**** Stored rows ****
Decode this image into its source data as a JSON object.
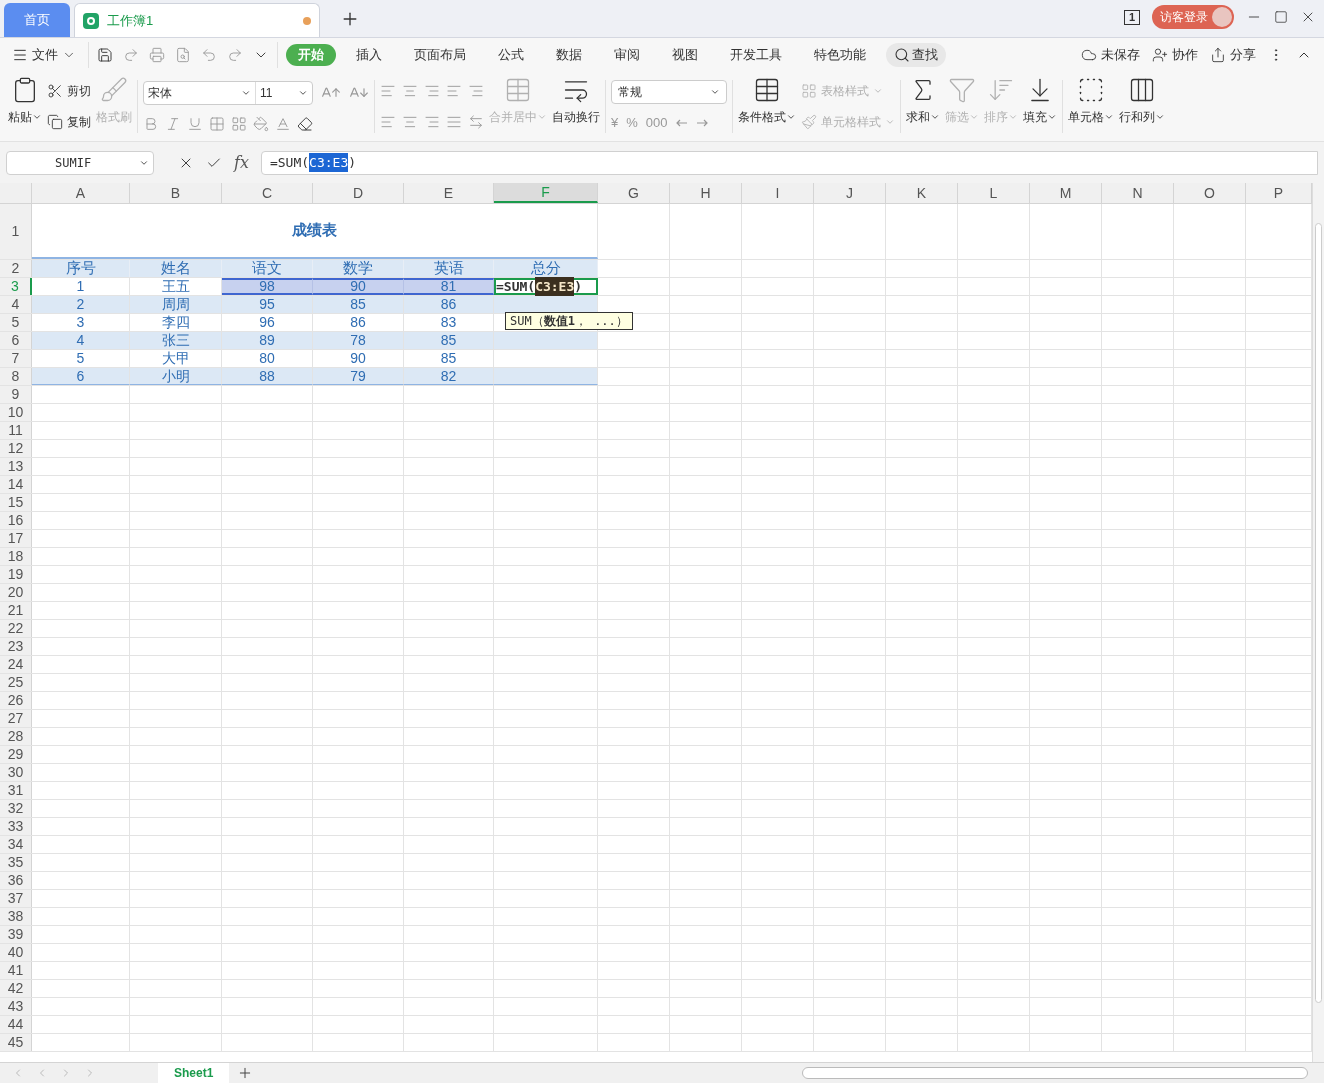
{
  "app_tabs": [
    {
      "label": "首页",
      "kind": "home",
      "selected": false,
      "modified": false
    },
    {
      "label": "工作簿1",
      "kind": "doc",
      "selected": true,
      "modified": true
    }
  ],
  "window": {
    "count": "1",
    "login": "访客登录"
  },
  "menu": {
    "file": "文件",
    "tabs": [
      {
        "label": "开始",
        "selected": true
      },
      {
        "label": "插入",
        "selected": false
      },
      {
        "label": "页面布局",
        "selected": false
      },
      {
        "label": "公式",
        "selected": false
      },
      {
        "label": "数据",
        "selected": false
      },
      {
        "label": "审阅",
        "selected": false
      },
      {
        "label": "视图",
        "selected": false
      },
      {
        "label": "开发工具",
        "selected": false
      },
      {
        "label": "特色功能",
        "selected": false
      }
    ],
    "search": "查找",
    "save_status": "未保存",
    "collaborate": "协作",
    "share": "分享"
  },
  "ribbon": {
    "paste": {
      "label": "粘贴",
      "disabled": false
    },
    "cut": {
      "label": "剪切",
      "disabled": false
    },
    "copy": {
      "label": "复制",
      "disabled": false
    },
    "format_painter": {
      "label": "格式刷",
      "disabled": true
    },
    "font_name": "宋体",
    "font_size": "11",
    "merge": {
      "label": "合并居中",
      "disabled": true
    },
    "wrap": {
      "label": "自动换行",
      "disabled": false
    },
    "number_format": "常规",
    "number_symbols": [
      "¥",
      "%",
      "000"
    ],
    "conditional": {
      "label": "条件格式",
      "disabled": false
    },
    "table_style": {
      "label": "表格样式",
      "disabled": true
    },
    "cell_style": {
      "label": "单元格样式",
      "disabled": true
    },
    "sum": {
      "label": "求和",
      "disabled": false
    },
    "filter": {
      "label": "筛选",
      "disabled": true
    },
    "sort": {
      "label": "排序",
      "disabled": true
    },
    "fill": {
      "label": "填充",
      "disabled": false
    },
    "cell": {
      "label": "单元格",
      "disabled": false
    },
    "rowcol": {
      "label": "行和列",
      "disabled": false
    }
  },
  "formula_bar": {
    "name_box": "SUMIF",
    "fx": "fx",
    "prefix": "=SUM(",
    "ref": "C3:E3",
    "suffix": ")"
  },
  "sheet": {
    "columns": [
      {
        "label": "A",
        "selected": false
      },
      {
        "label": "B",
        "selected": false
      },
      {
        "label": "C",
        "selected": false
      },
      {
        "label": "D",
        "selected": false
      },
      {
        "label": "E",
        "selected": false
      },
      {
        "label": "F",
        "selected": true
      },
      {
        "label": "G",
        "selected": false
      },
      {
        "label": "H",
        "selected": false
      },
      {
        "label": "I",
        "selected": false
      },
      {
        "label": "J",
        "selected": false
      },
      {
        "label": "K",
        "selected": false
      },
      {
        "label": "L",
        "selected": false
      },
      {
        "label": "M",
        "selected": false
      },
      {
        "label": "N",
        "selected": false
      },
      {
        "label": "O",
        "selected": false
      },
      {
        "label": "P",
        "selected": false
      }
    ],
    "row_headers": [
      {
        "label": "1",
        "selected": false
      },
      {
        "label": "2",
        "selected": false
      },
      {
        "label": "3",
        "selected": true
      },
      {
        "label": "4",
        "selected": false
      },
      {
        "label": "5",
        "selected": false
      },
      {
        "label": "6",
        "selected": false
      },
      {
        "label": "7",
        "selected": false
      },
      {
        "label": "8",
        "selected": false
      },
      {
        "label": "9",
        "selected": false
      },
      {
        "label": "10",
        "selected": false
      },
      {
        "label": "11",
        "selected": false
      },
      {
        "label": "12",
        "selected": false
      },
      {
        "label": "13",
        "selected": false
      },
      {
        "label": "14",
        "selected": false
      },
      {
        "label": "15",
        "selected": false
      },
      {
        "label": "16",
        "selected": false
      },
      {
        "label": "17",
        "selected": false
      },
      {
        "label": "18",
        "selected": false
      },
      {
        "label": "19",
        "selected": false
      },
      {
        "label": "20",
        "selected": false
      },
      {
        "label": "21",
        "selected": false
      },
      {
        "label": "22",
        "selected": false
      },
      {
        "label": "23",
        "selected": false
      },
      {
        "label": "24",
        "selected": false
      },
      {
        "label": "25",
        "selected": false
      },
      {
        "label": "26",
        "selected": false
      },
      {
        "label": "27",
        "selected": false
      },
      {
        "label": "28",
        "selected": false
      },
      {
        "label": "29",
        "selected": false
      },
      {
        "label": "30",
        "selected": false
      },
      {
        "label": "31",
        "selected": false
      },
      {
        "label": "32",
        "selected": false
      },
      {
        "label": "33",
        "selected": false
      },
      {
        "label": "34",
        "selected": false
      },
      {
        "label": "35",
        "selected": false
      },
      {
        "label": "36",
        "selected": false
      },
      {
        "label": "37",
        "selected": false
      },
      {
        "label": "38",
        "selected": false
      },
      {
        "label": "39",
        "selected": false
      },
      {
        "label": "40",
        "selected": false
      },
      {
        "label": "41",
        "selected": false
      },
      {
        "label": "42",
        "selected": false
      },
      {
        "label": "43",
        "selected": false
      },
      {
        "label": "44",
        "selected": false
      },
      {
        "label": "45",
        "selected": false
      }
    ],
    "title": "成绩表",
    "header": [
      "序号",
      "姓名",
      "语文",
      "数学",
      "英语",
      "总分"
    ],
    "records": [
      {
        "banded": false,
        "cells": [
          {
            "text": "1",
            "selected": false
          },
          {
            "text": "王五",
            "selected": false
          },
          {
            "text": "98",
            "selected": true
          },
          {
            "text": "90",
            "selected": true
          },
          {
            "text": "81",
            "selected": true
          }
        ]
      },
      {
        "banded": true,
        "cells": [
          {
            "text": "2",
            "selected": false
          },
          {
            "text": "周周",
            "selected": false
          },
          {
            "text": "95",
            "selected": false
          },
          {
            "text": "85",
            "selected": false
          },
          {
            "text": "86",
            "selected": false
          }
        ]
      },
      {
        "banded": false,
        "cells": [
          {
            "text": "3",
            "selected": false
          },
          {
            "text": "李四",
            "selected": false
          },
          {
            "text": "96",
            "selected": false
          },
          {
            "text": "86",
            "selected": false
          },
          {
            "text": "83",
            "selected": false
          }
        ]
      },
      {
        "banded": true,
        "cells": [
          {
            "text": "4",
            "selected": false
          },
          {
            "text": "张三",
            "selected": false
          },
          {
            "text": "89",
            "selected": false
          },
          {
            "text": "78",
            "selected": false
          },
          {
            "text": "85",
            "selected": false
          }
        ]
      },
      {
        "banded": false,
        "cells": [
          {
            "text": "5",
            "selected": false
          },
          {
            "text": "大甲",
            "selected": false
          },
          {
            "text": "80",
            "selected": false
          },
          {
            "text": "90",
            "selected": false
          },
          {
            "text": "85",
            "selected": false
          }
        ]
      },
      {
        "banded": true,
        "cells": [
          {
            "text": "6",
            "selected": false
          },
          {
            "text": "小明",
            "selected": false
          },
          {
            "text": "88",
            "selected": false
          },
          {
            "text": "79",
            "selected": false
          },
          {
            "text": "82",
            "selected": false
          }
        ]
      }
    ],
    "editor": {
      "prefix": "=SUM(",
      "ref": "C3:E3",
      "suffix": ")"
    },
    "tooltip": "SUM（**数值1**， ...）"
  },
  "sheet_tabs": [
    {
      "label": "Sheet1",
      "selected": true
    }
  ]
}
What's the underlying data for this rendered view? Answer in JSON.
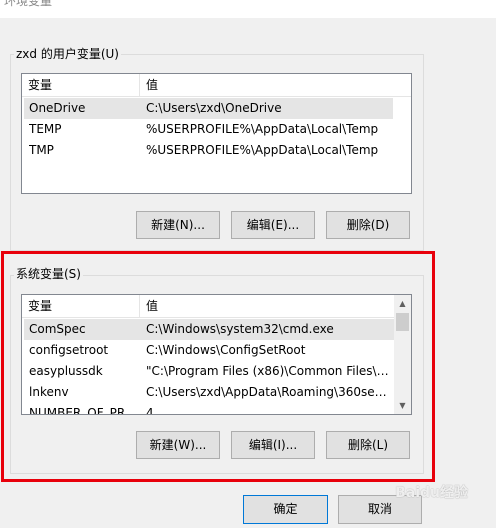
****
What the task asks:
Collect the lines of the records that include the string "data".

Result of this task:
Decode this image into its source data as a JSON object.
What's the underlying data for this rendered view? Answer in JSON.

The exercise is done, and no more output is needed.